— Begin Data to process —

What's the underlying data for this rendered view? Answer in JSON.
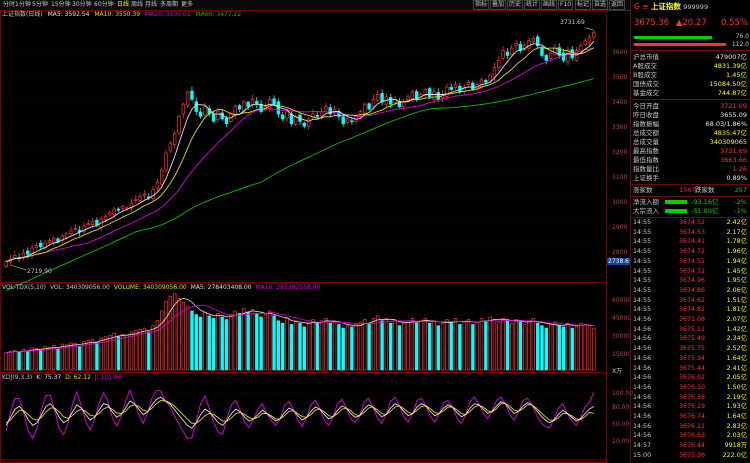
{
  "toolbar": {
    "periods": [
      "分时",
      "1分钟",
      "5分钟",
      "15分钟",
      "30分钟",
      "60分钟",
      "日线",
      "周线",
      "月线",
      "多周期",
      "更多"
    ],
    "active_period": "日线",
    "right_buttons": [
      "指标",
      "叠加",
      "历史",
      "统计",
      "画线",
      "F10",
      "标记",
      "自选",
      "返回"
    ]
  },
  "main_legend": {
    "name": "上证指数(日线)",
    "ma5": "MA5: 3592.54",
    "ma10": "MA10: 3550.39",
    "ma20": "MA20: 3505.01",
    "ma60": "MA60: 3477.22"
  },
  "main_axis": [
    "3600",
    "3500",
    "3400",
    "3300",
    "3200",
    "3100",
    "3000",
    "2900",
    "2800"
  ],
  "main_marks": {
    "high": "3731.69",
    "low": "2719.90",
    "axis_tag": "2738.6"
  },
  "vol_legend": {
    "title": "VOL-TDX(5,10)",
    "vol": "VOL: 340309056.00",
    "volume": "VOLUME: 340309056.00",
    "ma5": "MA5: 278403408.00",
    "ma10": "MA10: 282392558.00"
  },
  "vol_axis": [
    "60000",
    "45000",
    "30000",
    "15000"
  ],
  "vol_unit": "X万",
  "kdj_legend": {
    "title": "KDJ(9,3,3)",
    "k": "K: 75.37",
    "d": "D: 62.12",
    "j": "J: 101.86"
  },
  "kdj_axis": [
    "100.00",
    "80.00",
    "50.00",
    "20.00"
  ],
  "quote": {
    "code_prefix": "G ≡",
    "name": "上证指数",
    "code": "999999",
    "price": "3675.36",
    "change": "▲20.27",
    "pct": "0.55%",
    "bar_top_value": "76.0",
    "bar_bottom_value": "112.0"
  },
  "stats1": [
    {
      "label": "沪总市值",
      "value": "479007亿",
      "color": "wht"
    },
    {
      "label": "A股成交",
      "value": "4831.39亿",
      "color": "yel"
    },
    {
      "label": "B股成交",
      "value": "1.45亿",
      "color": "yel"
    },
    {
      "label": "国债成交",
      "value": "15084.50亿",
      "color": "yel"
    },
    {
      "label": "基金成交",
      "value": "744.87亿",
      "color": "yel"
    }
  ],
  "stats2": [
    {
      "label": "今日开盘",
      "value": "3721.09",
      "color": "red"
    },
    {
      "label": "昨日收盘",
      "value": "3655.09",
      "color": "wht"
    },
    {
      "label": "指数振幅",
      "value": "68.03/1.86%",
      "color": "wht"
    },
    {
      "label": "总成交额",
      "value": "4835.47亿",
      "color": "yel"
    },
    {
      "label": "总成交量",
      "value": "340309065",
      "color": "yel"
    },
    {
      "label": "最高指数",
      "value": "3731.69",
      "color": "red"
    },
    {
      "label": "最低指数",
      "value": "3663.66",
      "color": "red"
    },
    {
      "label": "指数量比",
      "value": "1.26",
      "color": "red"
    },
    {
      "label": "上证换手",
      "value": "0.89%",
      "color": "wht"
    }
  ],
  "breadth": {
    "up_label": "涨家数",
    "up": "1567",
    "down_label": "跌家数",
    "down": "257"
  },
  "flows": [
    {
      "label": "净流入额",
      "value": "-93.16亿",
      "pct": "-2%"
    },
    {
      "label": "大宗流入",
      "value": "-51.89亿",
      "pct": "-1%"
    }
  ],
  "ticks": [
    [
      "14:55",
      "3674.52",
      "2.42亿"
    ],
    [
      "14:55",
      "3674.53",
      "2.17亿"
    ],
    [
      "14:55",
      "3674.41",
      "1.78亿"
    ],
    [
      "14:55",
      "3674.72",
      "1.96亿"
    ],
    [
      "14:55",
      "3674.51",
      "1.94亿"
    ],
    [
      "14:55",
      "3674.72",
      "1.45亿"
    ],
    [
      "14:55",
      "3674.96",
      "1.95亿"
    ],
    [
      "14:55",
      "3674.86",
      "2.06亿"
    ],
    [
      "14:55",
      "3674.62",
      "1.51亿"
    ],
    [
      "14:55",
      "3674.81",
      "1.81亿"
    ],
    [
      "14:56",
      "3675.08",
      "2.07亿"
    ],
    [
      "14:56",
      "3675.11",
      "1.42亿"
    ],
    [
      "14:56",
      "3675.49",
      "2.34亿"
    ],
    [
      "14:56",
      "3675.75",
      "2.52亿"
    ],
    [
      "14:56",
      "3675.94",
      "1.64亿"
    ],
    [
      "14:56",
      "3675.44",
      "2.41亿"
    ],
    [
      "14:56",
      "3676.02",
      "2.05亿"
    ],
    [
      "14:56",
      "3676.30",
      "1.50亿"
    ],
    [
      "14:56",
      "3676.38",
      "2.19亿"
    ],
    [
      "14:56",
      "3676.19",
      "1.93亿"
    ],
    [
      "14:56",
      "3676.74",
      "1.64亿"
    ],
    [
      "14:56",
      "3676.11",
      "2.83亿"
    ],
    [
      "14:56",
      "3676.63",
      "2.03亿"
    ],
    [
      "14:57",
      "3676.44",
      "9918万"
    ],
    [
      "15:00",
      "3675.36",
      "222.0亿"
    ]
  ],
  "colors": {
    "up": "#ff3030",
    "down": "#00ffff",
    "ma5": "#e0e0e0",
    "ma10": "#e0e000",
    "ma20": "#e000e0",
    "ma60": "#00c000",
    "grid": "#7a0000"
  },
  "chart_data": [
    {
      "type": "candlestick",
      "title": "上证指数(日线)",
      "ylim": [
        2700,
        3750
      ],
      "close": [
        2735,
        2745,
        2760,
        2750,
        2770,
        2765,
        2790,
        2800,
        2795,
        2810,
        2820,
        2830,
        2815,
        2840,
        2850,
        2860,
        2870,
        2855,
        2880,
        2890,
        2900,
        2885,
        2910,
        2920,
        2935,
        2950,
        2945,
        2960,
        2955,
        2975,
        2990,
        3000,
        3010,
        2995,
        3030,
        3060,
        3110,
        3180,
        3220,
        3260,
        3330,
        3380,
        3430,
        3400,
        3350,
        3330,
        3370,
        3340,
        3310,
        3350,
        3320,
        3300,
        3340,
        3370,
        3360,
        3390,
        3370,
        3400,
        3380,
        3350,
        3370,
        3400,
        3380,
        3340,
        3320,
        3350,
        3300,
        3330,
        3310,
        3290,
        3320,
        3340,
        3330,
        3350,
        3370,
        3340,
        3360,
        3330,
        3300,
        3320,
        3310,
        3330,
        3350,
        3380,
        3360,
        3400,
        3420,
        3390,
        3410,
        3380,
        3400,
        3370,
        3390,
        3410,
        3430,
        3400,
        3420,
        3440,
        3410,
        3430,
        3400,
        3420,
        3450,
        3440,
        3460,
        3430,
        3450,
        3470,
        3440,
        3460,
        3480,
        3470,
        3500,
        3530,
        3560,
        3600,
        3580,
        3610,
        3630,
        3600,
        3620,
        3640,
        3650,
        3620,
        3580,
        3560,
        3590,
        3610,
        3580,
        3560,
        3600,
        3570,
        3600,
        3620,
        3640,
        3655,
        3675
      ],
      "ma_series": [
        "MA5",
        "MA10",
        "MA20",
        "MA60"
      ]
    },
    {
      "type": "bar",
      "title": "VOL-TDX(5,10)",
      "ylim": [
        0,
        65000
      ],
      "values": [
        14000,
        15000,
        16000,
        14500,
        17000,
        15500,
        18000,
        17500,
        16000,
        19000,
        18500,
        20000,
        17000,
        21000,
        20500,
        22000,
        21500,
        19000,
        23000,
        24000,
        25000,
        22000,
        26000,
        27000,
        28000,
        30000,
        27000,
        29000,
        28000,
        31000,
        32000,
        33000,
        34000,
        31000,
        36000,
        40000,
        48000,
        56000,
        60000,
        62000,
        58000,
        55000,
        52000,
        48000,
        45000,
        43000,
        47000,
        44000,
        42000,
        46000,
        43000,
        41000,
        45000,
        48000,
        46000,
        50000,
        47000,
        49000,
        46000,
        43000,
        45000,
        48000,
        44000,
        40000,
        38000,
        42000,
        37000,
        40000,
        38000,
        35000,
        39000,
        41000,
        38000,
        40000,
        42000,
        38000,
        40000,
        37000,
        34000,
        36000,
        35000,
        37000,
        39000,
        41000,
        38000,
        42000,
        44000,
        40000,
        42000,
        38000,
        40000,
        36000,
        38000,
        40000,
        42000,
        38000,
        40000,
        42000,
        38000,
        40000,
        36000,
        38000,
        41000,
        39000,
        42000,
        37000,
        39000,
        41000,
        37000,
        39000,
        42000,
        40000,
        43000,
        41000,
        39000,
        42000,
        40000,
        38000,
        41000,
        39000,
        37000,
        40000,
        42000,
        38000,
        36000,
        34000,
        37000,
        39000,
        36000,
        35000,
        38000,
        34000,
        36000,
        38000,
        37000,
        36000,
        34000
      ]
    },
    {
      "type": "line",
      "title": "KDJ(9,3,3)",
      "ylim": [
        -20,
        120
      ],
      "series": [
        {
          "name": "K",
          "values": [
            40,
            55,
            70,
            75,
            65,
            50,
            40,
            45,
            60,
            75,
            80,
            70,
            55,
            45,
            50,
            65,
            78,
            72,
            60,
            50,
            55,
            68,
            80,
            78,
            65,
            55,
            60,
            72,
            85,
            80,
            70,
            60,
            65,
            78,
            88,
            92,
            85,
            80,
            70,
            60,
            50,
            40,
            35,
            45,
            60,
            70,
            65,
            55,
            45,
            40,
            50,
            62,
            70,
            65,
            55,
            48,
            52,
            60,
            68,
            62,
            55,
            48,
            52,
            64,
            72,
            68,
            58,
            50,
            55,
            66,
            74,
            70,
            60,
            52,
            56,
            68,
            76,
            72,
            62,
            55,
            58,
            70,
            78,
            74,
            64,
            56,
            60,
            72,
            80,
            76,
            66,
            58,
            62,
            74,
            80,
            76,
            66,
            58,
            62,
            72,
            78,
            74,
            64,
            56,
            60,
            72,
            80,
            78,
            70,
            62,
            66,
            76,
            84,
            80,
            70,
            62,
            66,
            76,
            82,
            78,
            68,
            58,
            50,
            45,
            50,
            60,
            68,
            62,
            55,
            48,
            52,
            62,
            70,
            75
          ]
        },
        {
          "name": "D",
          "values": [
            45,
            50,
            60,
            68,
            67,
            60,
            52,
            50,
            55,
            65,
            72,
            72,
            65,
            56,
            53,
            58,
            66,
            70,
            66,
            59,
            57,
            62,
            70,
            74,
            70,
            63,
            62,
            66,
            75,
            78,
            75,
            68,
            66,
            72,
            80,
            86,
            85,
            82,
            76,
            68,
            60,
            52,
            44,
            44,
            50,
            58,
            62,
            60,
            54,
            48,
            48,
            54,
            62,
            64,
            60,
            54,
            52,
            55,
            62,
            62,
            58,
            52,
            52,
            58,
            66,
            67,
            62,
            56,
            55,
            60,
            68,
            70,
            65,
            58,
            56,
            62,
            70,
            72,
            67,
            60,
            58,
            64,
            72,
            74,
            69,
            62,
            60,
            66,
            74,
            76,
            71,
            64,
            62,
            68,
            75,
            76,
            71,
            64,
            62,
            67,
            74,
            74,
            69,
            62,
            60,
            66,
            74,
            77,
            74,
            67,
            65,
            71,
            80,
            80,
            75,
            68,
            66,
            71,
            78,
            78,
            72,
            64,
            56,
            50,
            49,
            54,
            62,
            62,
            58,
            52,
            51,
            56,
            64,
            62
          ]
        },
        {
          "name": "J",
          "values": [
            30,
            65,
            90,
            89,
            61,
            30,
            16,
            35,
            70,
            95,
            96,
            66,
            35,
            23,
            44,
            79,
            102,
            76,
            48,
            32,
            51,
            80,
            100,
            86,
            55,
            39,
            56,
            84,
            105,
            84,
            60,
            44,
            63,
            90,
            104,
            104,
            85,
            76,
            58,
            44,
            30,
            16,
            17,
            47,
            80,
            94,
            71,
            45,
            27,
            24,
            54,
            78,
            86,
            67,
            45,
            36,
            52,
            70,
            80,
            62,
            49,
            40,
            52,
            76,
            84,
            70,
            50,
            38,
            55,
            78,
            86,
            70,
            50,
            40,
            56,
            80,
            88,
            72,
            52,
            45,
            58,
            82,
            90,
            74,
            54,
            44,
            60,
            84,
            92,
            76,
            56,
            46,
            62,
            86,
            90,
            76,
            56,
            46,
            62,
            82,
            86,
            74,
            54,
            44,
            60,
            84,
            92,
            80,
            62,
            52,
            68,
            86,
            92,
            80,
            60,
            50,
            66,
            86,
            90,
            78,
            60,
            46,
            38,
            35,
            52,
            72,
            80,
            62,
            49,
            40,
            54,
            74,
            82,
            101
          ]
        }
      ]
    }
  ]
}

— End Data to process —

### Goal
Filter the listing above for the string "type" and copy every matching line.

### Solution to the exercise
      "type": "candlestick",
      "type": "bar",
      "type": "line",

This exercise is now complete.